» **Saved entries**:
_ _ _ _

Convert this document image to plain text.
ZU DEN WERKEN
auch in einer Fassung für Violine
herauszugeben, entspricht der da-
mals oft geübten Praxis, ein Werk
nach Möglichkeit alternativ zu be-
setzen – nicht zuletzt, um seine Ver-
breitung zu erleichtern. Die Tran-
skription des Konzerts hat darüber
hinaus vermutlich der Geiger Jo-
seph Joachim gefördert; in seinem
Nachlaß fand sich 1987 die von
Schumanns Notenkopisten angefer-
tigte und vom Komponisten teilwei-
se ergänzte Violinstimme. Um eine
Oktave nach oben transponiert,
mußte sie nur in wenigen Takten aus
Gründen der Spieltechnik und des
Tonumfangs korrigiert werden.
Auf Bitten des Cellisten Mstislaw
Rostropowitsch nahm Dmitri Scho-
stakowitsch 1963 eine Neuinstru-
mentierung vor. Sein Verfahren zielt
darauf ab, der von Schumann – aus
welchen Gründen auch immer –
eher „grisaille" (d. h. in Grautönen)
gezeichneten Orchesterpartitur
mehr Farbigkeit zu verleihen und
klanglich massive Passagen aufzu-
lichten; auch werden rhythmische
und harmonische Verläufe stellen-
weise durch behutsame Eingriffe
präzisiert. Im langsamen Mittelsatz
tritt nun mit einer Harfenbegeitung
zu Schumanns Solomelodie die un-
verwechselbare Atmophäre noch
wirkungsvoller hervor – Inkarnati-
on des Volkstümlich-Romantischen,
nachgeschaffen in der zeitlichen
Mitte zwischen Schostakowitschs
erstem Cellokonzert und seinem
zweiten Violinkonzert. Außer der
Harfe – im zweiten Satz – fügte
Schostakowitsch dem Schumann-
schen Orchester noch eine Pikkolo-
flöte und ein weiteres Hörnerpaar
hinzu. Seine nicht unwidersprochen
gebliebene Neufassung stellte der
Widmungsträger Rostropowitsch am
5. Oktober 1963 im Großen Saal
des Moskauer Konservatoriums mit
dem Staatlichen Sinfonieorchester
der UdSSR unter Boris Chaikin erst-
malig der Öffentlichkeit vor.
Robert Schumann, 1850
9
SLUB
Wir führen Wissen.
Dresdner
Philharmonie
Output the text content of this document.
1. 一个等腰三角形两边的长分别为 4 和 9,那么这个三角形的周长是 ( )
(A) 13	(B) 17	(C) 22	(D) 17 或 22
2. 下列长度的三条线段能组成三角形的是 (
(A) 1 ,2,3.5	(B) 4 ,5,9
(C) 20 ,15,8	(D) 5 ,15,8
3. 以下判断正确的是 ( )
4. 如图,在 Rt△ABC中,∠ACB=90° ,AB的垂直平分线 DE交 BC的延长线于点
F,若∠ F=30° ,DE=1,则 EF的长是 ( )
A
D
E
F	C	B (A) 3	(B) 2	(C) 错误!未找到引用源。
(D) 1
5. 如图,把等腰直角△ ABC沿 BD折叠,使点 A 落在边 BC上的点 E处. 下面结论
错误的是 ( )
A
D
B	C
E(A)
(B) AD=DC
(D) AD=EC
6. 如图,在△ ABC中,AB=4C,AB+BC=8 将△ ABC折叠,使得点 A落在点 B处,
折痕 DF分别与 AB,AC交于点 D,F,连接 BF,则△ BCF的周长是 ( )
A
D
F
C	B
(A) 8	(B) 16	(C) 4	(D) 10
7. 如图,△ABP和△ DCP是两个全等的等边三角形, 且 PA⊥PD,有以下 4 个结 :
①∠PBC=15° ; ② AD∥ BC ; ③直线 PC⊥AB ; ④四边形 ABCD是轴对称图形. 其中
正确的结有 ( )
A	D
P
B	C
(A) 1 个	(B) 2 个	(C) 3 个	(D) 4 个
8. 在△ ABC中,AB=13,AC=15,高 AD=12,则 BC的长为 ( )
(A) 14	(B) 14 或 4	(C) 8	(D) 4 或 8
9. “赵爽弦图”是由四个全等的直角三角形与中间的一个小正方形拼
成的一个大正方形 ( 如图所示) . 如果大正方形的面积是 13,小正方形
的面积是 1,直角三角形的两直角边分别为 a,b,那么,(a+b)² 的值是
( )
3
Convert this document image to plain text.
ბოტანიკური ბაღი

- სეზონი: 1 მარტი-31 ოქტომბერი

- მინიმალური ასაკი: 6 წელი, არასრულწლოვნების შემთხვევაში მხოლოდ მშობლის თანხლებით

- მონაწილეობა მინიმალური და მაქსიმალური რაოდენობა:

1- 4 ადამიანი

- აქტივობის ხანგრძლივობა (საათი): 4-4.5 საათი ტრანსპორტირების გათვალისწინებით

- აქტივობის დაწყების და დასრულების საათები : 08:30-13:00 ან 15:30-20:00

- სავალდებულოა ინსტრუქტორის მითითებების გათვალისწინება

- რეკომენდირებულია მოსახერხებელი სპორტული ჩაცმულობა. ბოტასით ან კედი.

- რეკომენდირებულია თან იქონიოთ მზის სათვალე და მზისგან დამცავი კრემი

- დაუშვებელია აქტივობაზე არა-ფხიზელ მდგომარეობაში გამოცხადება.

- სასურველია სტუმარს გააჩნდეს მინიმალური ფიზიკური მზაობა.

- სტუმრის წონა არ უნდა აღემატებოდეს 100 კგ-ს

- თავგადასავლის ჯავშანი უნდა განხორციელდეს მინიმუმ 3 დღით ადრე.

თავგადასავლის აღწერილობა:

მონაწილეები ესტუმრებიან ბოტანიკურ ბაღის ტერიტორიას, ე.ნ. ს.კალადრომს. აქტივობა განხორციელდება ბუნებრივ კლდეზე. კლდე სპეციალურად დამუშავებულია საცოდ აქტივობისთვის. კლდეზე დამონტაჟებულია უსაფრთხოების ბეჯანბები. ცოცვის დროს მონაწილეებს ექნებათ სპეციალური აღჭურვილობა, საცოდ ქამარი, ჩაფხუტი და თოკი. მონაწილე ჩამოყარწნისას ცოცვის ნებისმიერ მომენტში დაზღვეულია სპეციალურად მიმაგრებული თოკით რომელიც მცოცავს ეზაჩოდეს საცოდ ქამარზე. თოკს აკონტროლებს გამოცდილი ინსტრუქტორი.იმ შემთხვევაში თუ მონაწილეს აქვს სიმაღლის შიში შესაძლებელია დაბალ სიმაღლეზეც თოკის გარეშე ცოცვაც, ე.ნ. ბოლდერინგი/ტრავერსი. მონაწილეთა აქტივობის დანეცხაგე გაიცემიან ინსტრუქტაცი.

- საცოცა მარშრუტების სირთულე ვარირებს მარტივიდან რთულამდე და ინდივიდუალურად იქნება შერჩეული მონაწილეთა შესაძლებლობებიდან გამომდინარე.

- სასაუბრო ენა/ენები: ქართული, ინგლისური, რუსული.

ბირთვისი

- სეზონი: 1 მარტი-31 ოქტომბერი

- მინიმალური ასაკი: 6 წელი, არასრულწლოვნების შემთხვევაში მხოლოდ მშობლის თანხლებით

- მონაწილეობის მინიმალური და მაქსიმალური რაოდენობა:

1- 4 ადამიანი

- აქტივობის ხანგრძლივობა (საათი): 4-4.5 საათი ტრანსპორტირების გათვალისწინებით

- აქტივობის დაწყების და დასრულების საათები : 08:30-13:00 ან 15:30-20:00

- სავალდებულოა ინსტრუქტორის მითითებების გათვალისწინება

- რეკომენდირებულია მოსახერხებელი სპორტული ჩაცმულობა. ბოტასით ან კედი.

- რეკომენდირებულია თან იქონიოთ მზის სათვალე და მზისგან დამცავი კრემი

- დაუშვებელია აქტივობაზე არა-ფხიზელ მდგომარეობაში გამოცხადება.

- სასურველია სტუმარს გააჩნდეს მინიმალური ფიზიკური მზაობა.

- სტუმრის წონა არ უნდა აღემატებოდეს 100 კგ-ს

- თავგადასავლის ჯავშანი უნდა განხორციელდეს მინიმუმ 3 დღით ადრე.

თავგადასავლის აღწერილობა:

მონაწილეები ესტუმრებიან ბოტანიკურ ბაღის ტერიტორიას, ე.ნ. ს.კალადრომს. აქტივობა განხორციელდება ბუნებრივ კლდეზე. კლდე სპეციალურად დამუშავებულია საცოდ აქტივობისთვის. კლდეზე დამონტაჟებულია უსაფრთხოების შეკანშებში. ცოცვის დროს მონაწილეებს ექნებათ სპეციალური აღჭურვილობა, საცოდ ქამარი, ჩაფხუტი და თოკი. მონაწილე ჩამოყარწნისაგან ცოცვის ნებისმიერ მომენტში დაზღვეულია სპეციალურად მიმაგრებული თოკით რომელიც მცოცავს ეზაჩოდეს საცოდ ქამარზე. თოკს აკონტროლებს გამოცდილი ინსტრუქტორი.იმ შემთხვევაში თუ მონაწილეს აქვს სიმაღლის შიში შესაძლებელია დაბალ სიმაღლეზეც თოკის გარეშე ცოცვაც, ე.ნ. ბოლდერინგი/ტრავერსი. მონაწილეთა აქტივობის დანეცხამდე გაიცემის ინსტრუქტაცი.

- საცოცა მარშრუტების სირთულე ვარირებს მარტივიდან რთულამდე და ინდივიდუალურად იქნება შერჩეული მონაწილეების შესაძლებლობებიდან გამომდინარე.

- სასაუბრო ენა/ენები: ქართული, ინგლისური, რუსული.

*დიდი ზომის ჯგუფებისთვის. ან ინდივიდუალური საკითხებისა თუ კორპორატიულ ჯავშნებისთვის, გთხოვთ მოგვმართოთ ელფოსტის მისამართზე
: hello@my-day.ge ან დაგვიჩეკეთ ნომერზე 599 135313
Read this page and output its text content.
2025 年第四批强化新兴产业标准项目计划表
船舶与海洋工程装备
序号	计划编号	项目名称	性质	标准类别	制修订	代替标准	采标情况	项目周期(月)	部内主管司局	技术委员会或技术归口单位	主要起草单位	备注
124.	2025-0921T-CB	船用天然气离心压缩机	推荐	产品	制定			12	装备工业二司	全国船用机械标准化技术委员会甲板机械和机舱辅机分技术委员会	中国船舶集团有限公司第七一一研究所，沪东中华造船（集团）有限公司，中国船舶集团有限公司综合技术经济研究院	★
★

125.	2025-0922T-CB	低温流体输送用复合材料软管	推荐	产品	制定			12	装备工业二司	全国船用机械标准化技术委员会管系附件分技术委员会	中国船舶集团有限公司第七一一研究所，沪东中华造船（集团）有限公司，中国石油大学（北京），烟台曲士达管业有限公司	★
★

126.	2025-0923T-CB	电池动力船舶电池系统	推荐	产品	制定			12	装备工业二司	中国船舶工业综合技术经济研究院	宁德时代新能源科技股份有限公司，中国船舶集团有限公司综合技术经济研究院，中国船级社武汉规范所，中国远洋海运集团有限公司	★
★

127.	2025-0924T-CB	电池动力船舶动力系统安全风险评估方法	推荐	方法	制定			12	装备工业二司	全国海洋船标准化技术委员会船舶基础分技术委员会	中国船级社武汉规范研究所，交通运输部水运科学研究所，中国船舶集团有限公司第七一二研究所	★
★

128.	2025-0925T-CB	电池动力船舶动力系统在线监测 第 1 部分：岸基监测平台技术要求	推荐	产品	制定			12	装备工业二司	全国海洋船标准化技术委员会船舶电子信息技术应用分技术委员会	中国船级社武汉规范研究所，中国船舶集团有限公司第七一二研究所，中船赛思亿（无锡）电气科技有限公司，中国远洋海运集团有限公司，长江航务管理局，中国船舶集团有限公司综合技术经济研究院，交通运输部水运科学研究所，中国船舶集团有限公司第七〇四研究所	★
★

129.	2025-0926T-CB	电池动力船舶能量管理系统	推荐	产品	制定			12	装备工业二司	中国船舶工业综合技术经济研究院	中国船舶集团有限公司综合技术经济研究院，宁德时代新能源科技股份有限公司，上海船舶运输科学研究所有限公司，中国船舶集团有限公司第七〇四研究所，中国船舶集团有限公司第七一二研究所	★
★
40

_ _ _ _

» **EXERCISE AIM**: From the entries, report each line that includes the word "中国船舶工业综合技术经济研究院".

» **RESPONSE FOR THIS EXERCISE**:
126.	2025-0923T-CB	电池动力船舶电池系统	推荐	产品	制定			12	装备工业二司	中国船舶工业综合技术经济研究院	宁德时代新能源科技股份有限公司，中国船舶集团有限公司综合技术经济研究院，中国船级社武汉规范所，中国远洋海运集团有限公司	★
129.	2025-0926T-CB	电池动力船舶能量管理系统	推荐	产品	制定			12	装备工业二司	中国船舶工业综合技术经济研究院	中国船舶集团有限公司综合技术经济研究院，宁德时代新能源科技股份有限公司，上海船舶运输科学研究所有限公司，中国船舶集团有限公司第七〇四研究所，中国船舶集团有限公司第七一二研究所	★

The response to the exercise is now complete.